(Stored items from a collection)

------------------------------------------------------------

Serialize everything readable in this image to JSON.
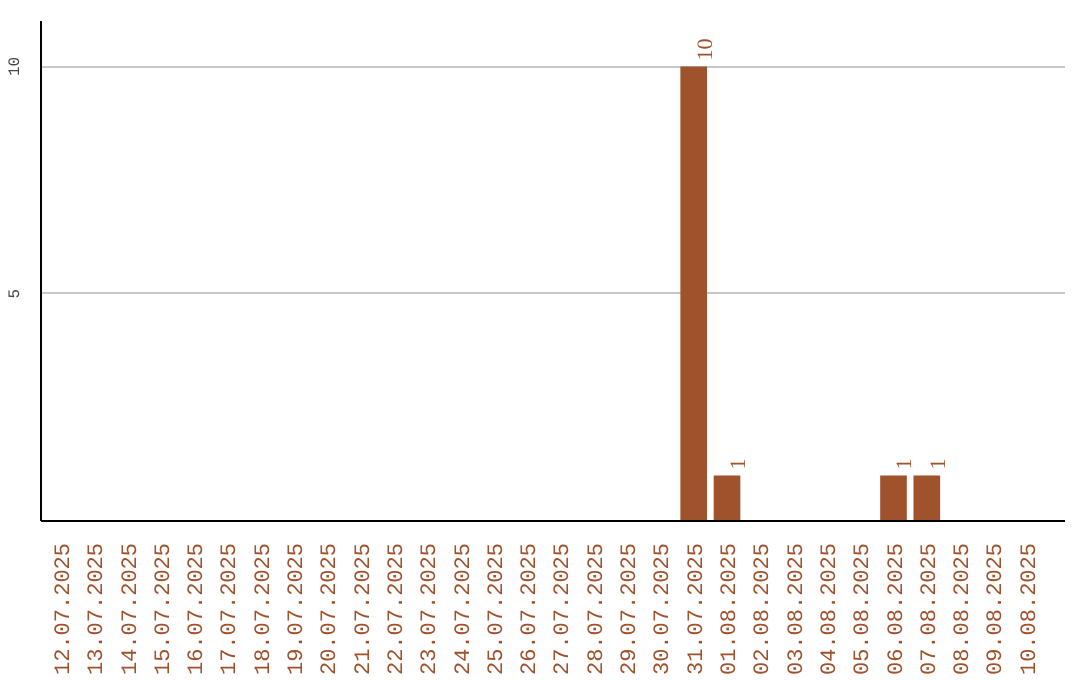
{
  "chart_data": {
    "type": "bar",
    "categories": [
      "12.07.2025",
      "13.07.2025",
      "14.07.2025",
      "15.07.2025",
      "16.07.2025",
      "17.07.2025",
      "18.07.2025",
      "19.07.2025",
      "20.07.2025",
      "21.07.2025",
      "22.07.2025",
      "23.07.2025",
      "24.07.2025",
      "25.07.2025",
      "26.07.2025",
      "27.07.2025",
      "28.07.2025",
      "29.07.2025",
      "30.07.2025",
      "31.07.2025",
      "01.08.2025",
      "02.08.2025",
      "03.08.2025",
      "04.08.2025",
      "05.08.2025",
      "06.08.2025",
      "07.08.2025",
      "08.08.2025",
      "09.08.2025",
      "10.08.2025"
    ],
    "values": [
      0,
      0,
      0,
      0,
      0,
      0,
      0,
      0,
      0,
      0,
      0,
      0,
      0,
      0,
      0,
      0,
      0,
      0,
      0,
      10,
      1,
      0,
      0,
      0,
      0,
      1,
      1,
      0,
      0,
      0
    ],
    "value_labels": [
      null,
      null,
      null,
      null,
      null,
      null,
      null,
      null,
      null,
      null,
      null,
      null,
      null,
      null,
      null,
      null,
      null,
      null,
      null,
      "10",
      "1",
      null,
      null,
      null,
      null,
      "1",
      "1",
      null,
      null,
      null
    ],
    "color": "#a0522d",
    "ylim": [
      0,
      11
    ],
    "yticks": [
      5,
      10
    ],
    "grid": "y"
  }
}
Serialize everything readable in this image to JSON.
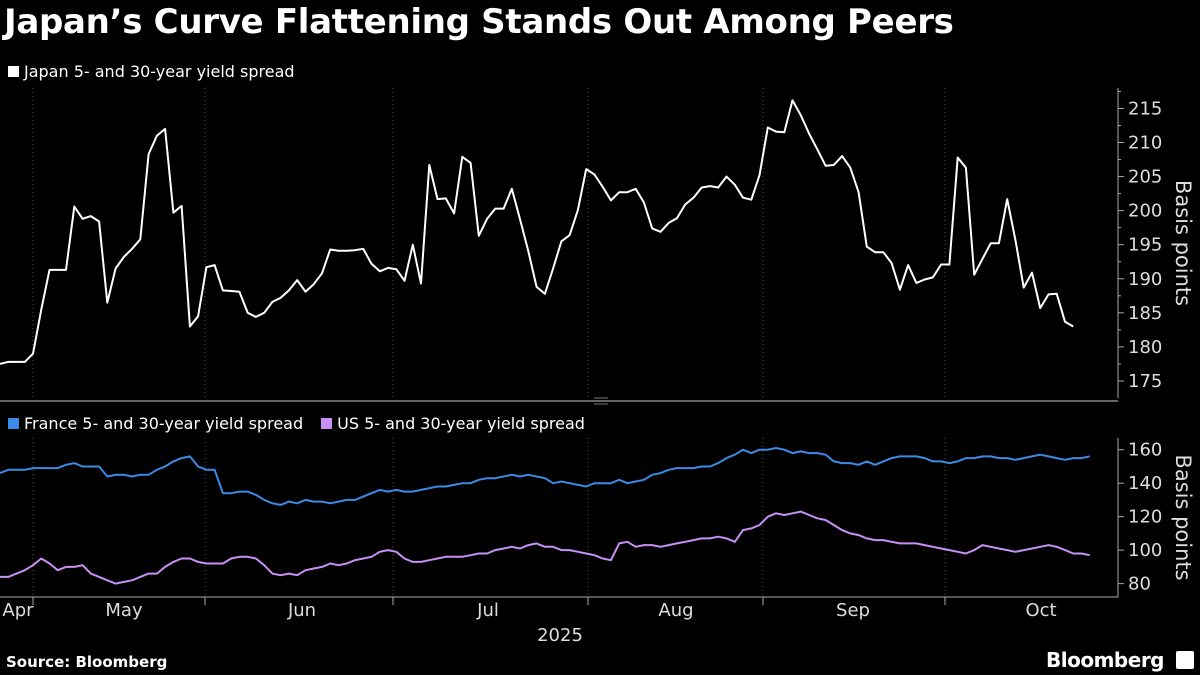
{
  "title": "Japan’s Curve Flattening Stands Out Among Peers",
  "source": "Source: Bloomberg",
  "brand": "Bloomberg",
  "colors": {
    "japan": "#ffffff",
    "france": "#3b8be6",
    "us": "#c890f5",
    "grid": "#555555"
  },
  "chart_data": [
    {
      "type": "line",
      "ylabel": "Basis points",
      "ylim": [
        172.5,
        218
      ],
      "yticks": [
        175,
        180,
        185,
        190,
        195,
        200,
        205,
        210,
        215
      ],
      "x_range": [
        0,
        133
      ],
      "grid": true,
      "legend": "top-left",
      "series": [
        {
          "name": "Japan 5- and 30-year yield spread",
          "color": "#ffffff",
          "values": [
            177.5,
            177.8,
            177.8,
            177.8,
            179,
            185.5,
            191.3,
            191.3,
            191.3,
            200.6,
            198.8,
            199.2,
            198.4,
            186.5,
            191.5,
            193.2,
            194.4,
            195.8,
            208.3,
            211,
            212,
            199.7,
            200.7,
            183,
            184.5,
            191.7,
            192,
            188.3,
            188.2,
            188.1,
            185,
            184.4,
            185,
            186.6,
            187.2,
            188.3,
            189.8,
            188.1,
            189.2,
            190.8,
            194.3,
            194.1,
            194.1,
            194.2,
            194.4,
            192.2,
            191.1,
            191.6,
            191.4,
            189.7,
            195,
            189.3,
            206.7,
            201.7,
            201.8,
            199.6,
            207.9,
            207,
            196.3,
            198.8,
            200.3,
            200.3,
            203.2,
            198.7,
            194,
            188.8,
            187.8,
            191.5,
            195.5,
            196.4,
            200.1,
            206.1,
            205.3,
            203.5,
            201.5,
            202.7,
            202.7,
            203.2,
            201.2,
            197.4,
            196.9,
            198.2,
            198.9,
            200.9,
            201.9,
            203.4,
            203.6,
            203.4,
            205,
            203.8,
            201.9,
            201.6,
            205.2,
            212.2,
            211.6,
            211.5,
            216.2,
            214,
            211.3,
            209,
            206.6,
            206.7,
            208,
            206.3,
            202.7,
            194.7,
            193.9,
            193.9,
            192.3,
            188.4,
            192,
            189.4,
            189.9,
            190.2,
            192.1,
            192.1,
            207.8,
            206.3,
            190.6,
            192.9,
            195.2,
            195.2,
            201.7,
            195.7,
            188.7,
            190.9,
            185.7,
            187.7,
            187.8,
            183.7,
            183
          ]
        }
      ]
    },
    {
      "type": "line",
      "ylabel": "Basis points",
      "ylim": [
        72,
        167
      ],
      "yticks": [
        80,
        100,
        120,
        140,
        160
      ],
      "x_range": [
        0,
        133
      ],
      "xticklabels": [
        "Apr",
        "May",
        "Jun",
        "Jul",
        "Aug",
        "Sep",
        "Oct"
      ],
      "xlabel": "2025",
      "grid": true,
      "legend": "top-left",
      "series": [
        {
          "name": "France 5- and 30-year yield spread",
          "color": "#3b8be6",
          "values": [
            146,
            148,
            148,
            148,
            149,
            149,
            149,
            149,
            151,
            152,
            150,
            150,
            150,
            144,
            145,
            145,
            144,
            145,
            145,
            148,
            150,
            153,
            155,
            156,
            150,
            148,
            148,
            134,
            134,
            135,
            135,
            133,
            130,
            128,
            127,
            129,
            128,
            130,
            129,
            129,
            128,
            129,
            130,
            130,
            132,
            134,
            136,
            135,
            136,
            135,
            135,
            136,
            137,
            138,
            138,
            139,
            140,
            140,
            142,
            143,
            143,
            144,
            145,
            144,
            145,
            144,
            143,
            140,
            141,
            140,
            139,
            138,
            140,
            140,
            140,
            142,
            140,
            141,
            142,
            145,
            146,
            148,
            149,
            149,
            149,
            150,
            150,
            152,
            155,
            157,
            160,
            158,
            160,
            160,
            161,
            160,
            158,
            159,
            158,
            158,
            157,
            153,
            152,
            152,
            151,
            153,
            151,
            153,
            155,
            156,
            156,
            156,
            155,
            153,
            153,
            152,
            153,
            155,
            155,
            156,
            156,
            155,
            155,
            154,
            155,
            156,
            157,
            156,
            155,
            154,
            155,
            155,
            156
          ]
        },
        {
          "name": "US 5- and 30-year yield spread",
          "color": "#c890f5",
          "values": [
            84,
            84,
            86,
            88,
            91,
            95,
            92,
            88,
            90,
            90,
            91,
            86,
            84,
            82,
            80,
            81,
            82,
            84,
            86,
            86,
            90,
            93,
            95,
            95,
            93,
            92,
            92,
            92,
            95,
            96,
            96,
            95,
            91,
            86,
            85,
            86,
            85,
            88,
            89,
            90,
            92,
            91,
            92,
            94,
            95,
            96,
            99,
            100,
            99,
            95,
            93,
            93,
            94,
            95,
            96,
            96,
            96,
            97,
            98,
            98,
            100,
            101,
            102,
            101,
            103,
            104,
            102,
            102,
            100,
            100,
            99,
            98,
            97,
            95,
            94,
            104,
            105,
            102,
            103,
            103,
            102,
            103,
            104,
            105,
            106,
            107,
            107,
            108,
            107,
            105,
            112,
            113,
            115,
            120,
            122,
            121,
            122,
            123,
            121,
            119,
            118,
            115,
            112,
            110,
            109,
            107,
            106,
            106,
            105,
            104,
            104,
            104,
            103,
            102,
            101,
            100,
            99,
            98,
            100,
            103,
            102,
            101,
            100,
            99,
            100,
            101,
            102,
            103,
            102,
            100,
            98,
            98,
            97
          ]
        }
      ]
    }
  ]
}
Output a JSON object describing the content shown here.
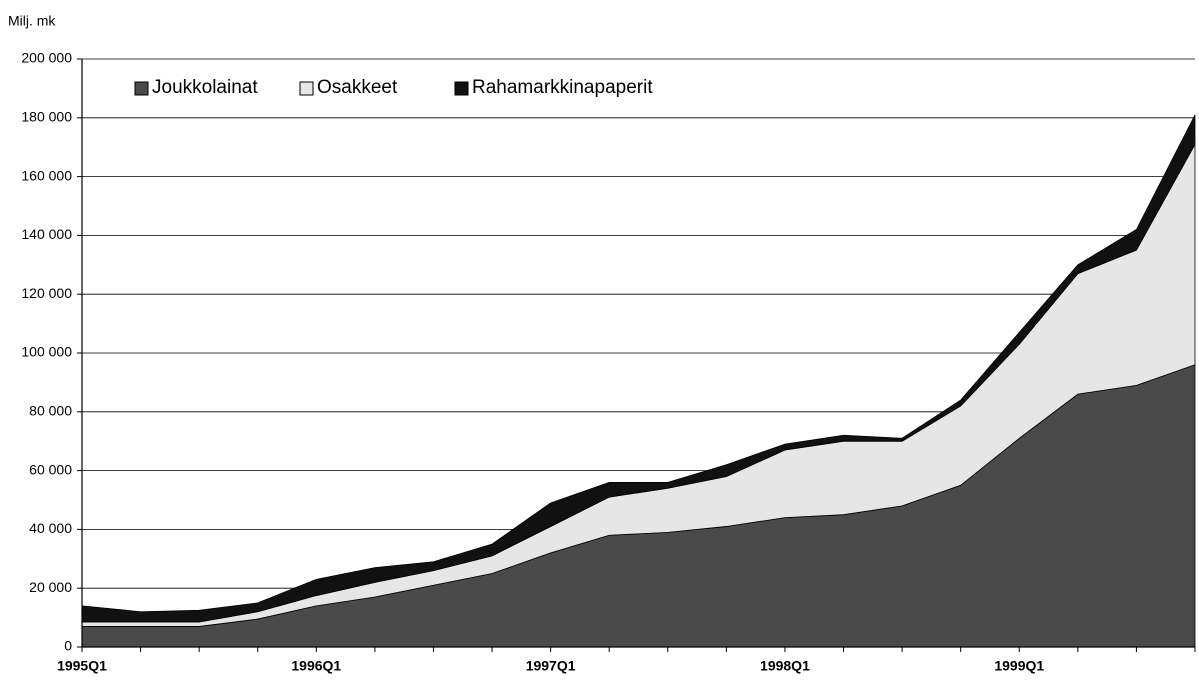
{
  "chart_data": {
    "type": "stacked_area",
    "ylabel": "Milj. mk",
    "categories": [
      "1995Q1",
      null,
      null,
      null,
      "1996Q1",
      null,
      null,
      null,
      "1997Q1",
      null,
      null,
      null,
      "1998Q1",
      null,
      null,
      null,
      "1999Q1",
      null,
      null,
      null
    ],
    "series": [
      {
        "name": "Joukkolainat",
        "color": "#4a4a4a",
        "values": [
          7000,
          7000,
          7000,
          9500,
          14000,
          17000,
          21000,
          25000,
          32000,
          38000,
          39000,
          41000,
          44000,
          45000,
          48000,
          55000,
          71000,
          86000,
          89000,
          96000
        ]
      },
      {
        "name": "Osakkeet",
        "color": "#e6e6e6",
        "values": [
          1500,
          1500,
          1500,
          2500,
          3500,
          5000,
          5000,
          6000,
          9000,
          13000,
          15000,
          17000,
          23000,
          25000,
          22000,
          27000,
          32000,
          41000,
          46000,
          75000
        ]
      },
      {
        "name": "Rahamarkkinapaperit",
        "color": "#111111",
        "values": [
          5500,
          3500,
          4000,
          3000,
          5500,
          5000,
          3000,
          4000,
          8000,
          5000,
          2000,
          4000,
          2000,
          2000,
          1000,
          2000,
          4000,
          3000,
          7000,
          10000
        ]
      }
    ],
    "ylim": [
      0,
      200000
    ],
    "yticks": [
      0,
      {
        "value": 20000,
        "label": "20 000"
      },
      {
        "value": 40000,
        "label": "40 000"
      },
      {
        "value": 60000,
        "label": "60 000"
      },
      {
        "value": 80000,
        "label": "80 000"
      },
      {
        "value": 100000,
        "label": "100 000"
      },
      {
        "value": 120000,
        "label": "120 000"
      },
      {
        "value": 140000,
        "label": "140 000"
      },
      {
        "value": 160000,
        "label": "160 000"
      },
      {
        "value": 180000,
        "label": "180 000"
      },
      {
        "value": 200000,
        "label": "200 000"
      }
    ],
    "grid": true,
    "legend": "top-left"
  }
}
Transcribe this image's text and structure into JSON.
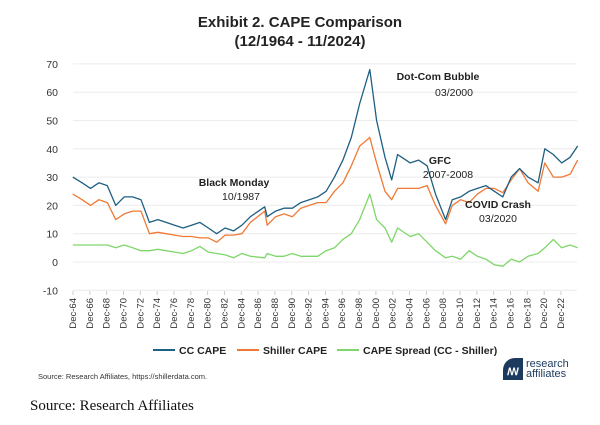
{
  "chart_data": {
    "type": "line",
    "title": "Exhibit 2. CAPE Comparison",
    "subtitle": "(12/1964 - 11/2024)",
    "xlabel": "",
    "ylabel": "",
    "ylim": [
      -10,
      70
    ],
    "yticks": [
      70,
      60,
      50,
      40,
      30,
      20,
      10,
      0,
      -10
    ],
    "xticks": [
      "Dec-64",
      "Dec-66",
      "Dec-68",
      "Dec-70",
      "Dec-72",
      "Dec-74",
      "Dec-76",
      "Dec-78",
      "Dec-80",
      "Dec-82",
      "Dec-84",
      "Dec-86",
      "Dec-88",
      "Dec-90",
      "Dec-92",
      "Dec-94",
      "Dec-96",
      "Dec-98",
      "Dec-00",
      "Dec-02",
      "Dec-04",
      "Dec-06",
      "Dec-08",
      "Dec-10",
      "Dec-12",
      "Dec-14",
      "Dec-16",
      "Dec-18",
      "Dec-20",
      "Dec-22"
    ],
    "grid": true,
    "legend_position": "bottom",
    "x": [
      1964.9,
      1966,
      1967,
      1968,
      1969,
      1970,
      1971,
      1972,
      1973,
      1974,
      1975,
      1976,
      1977,
      1978,
      1979,
      1980,
      1981,
      1982,
      1983,
      1984,
      1985,
      1986,
      1987.7,
      1988,
      1989,
      1990,
      1991,
      1992,
      1993,
      1994,
      1995,
      1996,
      1997,
      1998,
      1999,
      2000.2,
      2001,
      2002,
      2002.8,
      2003.5,
      2004,
      2005,
      2006,
      2007,
      2008,
      2009.2,
      2010,
      2011,
      2012,
      2013,
      2014,
      2015,
      2016,
      2017,
      2018,
      2019,
      2020.2,
      2021,
      2022,
      2023,
      2024,
      2024.9
    ],
    "series": [
      {
        "name": "CC CAPE",
        "color": "#1f5f82",
        "values": [
          30,
          28,
          26,
          28,
          27,
          20,
          23,
          23,
          22,
          14,
          15,
          14,
          13,
          12,
          13,
          14,
          12,
          10,
          12,
          11,
          13,
          16,
          19.5,
          16,
          18,
          19,
          19,
          21,
          22,
          23,
          25,
          30,
          36,
          44,
          56,
          68,
          50,
          37,
          29,
          38,
          37,
          35,
          36,
          34,
          24,
          15,
          22,
          23,
          25,
          26,
          27,
          25,
          23,
          30,
          33,
          30,
          28,
          40,
          38,
          35,
          37,
          41
        ]
      },
      {
        "name": "Shiller CAPE",
        "color": "#f07a35",
        "values": [
          24,
          22,
          20,
          22,
          21,
          15,
          17,
          18,
          18,
          10,
          10.5,
          10,
          9.5,
          9,
          9,
          8.5,
          8.5,
          7,
          9.5,
          9.5,
          10,
          14,
          18,
          13,
          16,
          17,
          16,
          19,
          20,
          21,
          21,
          25,
          28,
          34,
          41,
          44,
          35,
          25,
          22,
          26,
          26,
          26,
          26,
          27,
          20,
          13.5,
          20,
          22,
          21,
          24,
          26,
          26,
          24.5,
          29,
          33,
          28,
          25,
          35,
          30,
          30,
          31,
          36
        ]
      },
      {
        "name": "CAPE Spread (CC - Shiller)",
        "color": "#7fd66a",
        "values": [
          6,
          6,
          6,
          6,
          6,
          5,
          6,
          5,
          4,
          4,
          4.5,
          4,
          3.5,
          3,
          4,
          5.5,
          3.5,
          3,
          2.5,
          1.5,
          3,
          2,
          1.5,
          3,
          2,
          2,
          3,
          2,
          2,
          2,
          4,
          5,
          8,
          10,
          15,
          24,
          15,
          12,
          7,
          12,
          11,
          9,
          10,
          7,
          4,
          1.5,
          2,
          1,
          4,
          2,
          1,
          -1,
          -1.5,
          1,
          0,
          2,
          3,
          5,
          8,
          5,
          6,
          5
        ]
      }
    ],
    "annotations": [
      {
        "label": "Dot-Com Bubble",
        "sub": "03/2000"
      },
      {
        "label": "Black Monday",
        "sub": "10/1987"
      },
      {
        "label": "GFC",
        "sub": "2007-2008"
      },
      {
        "label": "COVID Crash",
        "sub": "03/2020"
      }
    ]
  },
  "source_note": "Source: Research Affiliates, https://shillerdata.com.",
  "caption": "Source: Research Affiliates",
  "logo": {
    "text_line1": "research",
    "text_line2": "affiliates",
    "mark": "RA"
  }
}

------------------------------------------------------------

-- WHAT THE TASK REQUIRES --
Looking at the data above, show all lines where the word "year" occurs.

-- EXERCISE ANSWER --
          "name": "Japan 5- and 30-year yield spread",
          "name": "France 5- and 30-year yield spread",
          "name": "US 5- and 30-year yield spread",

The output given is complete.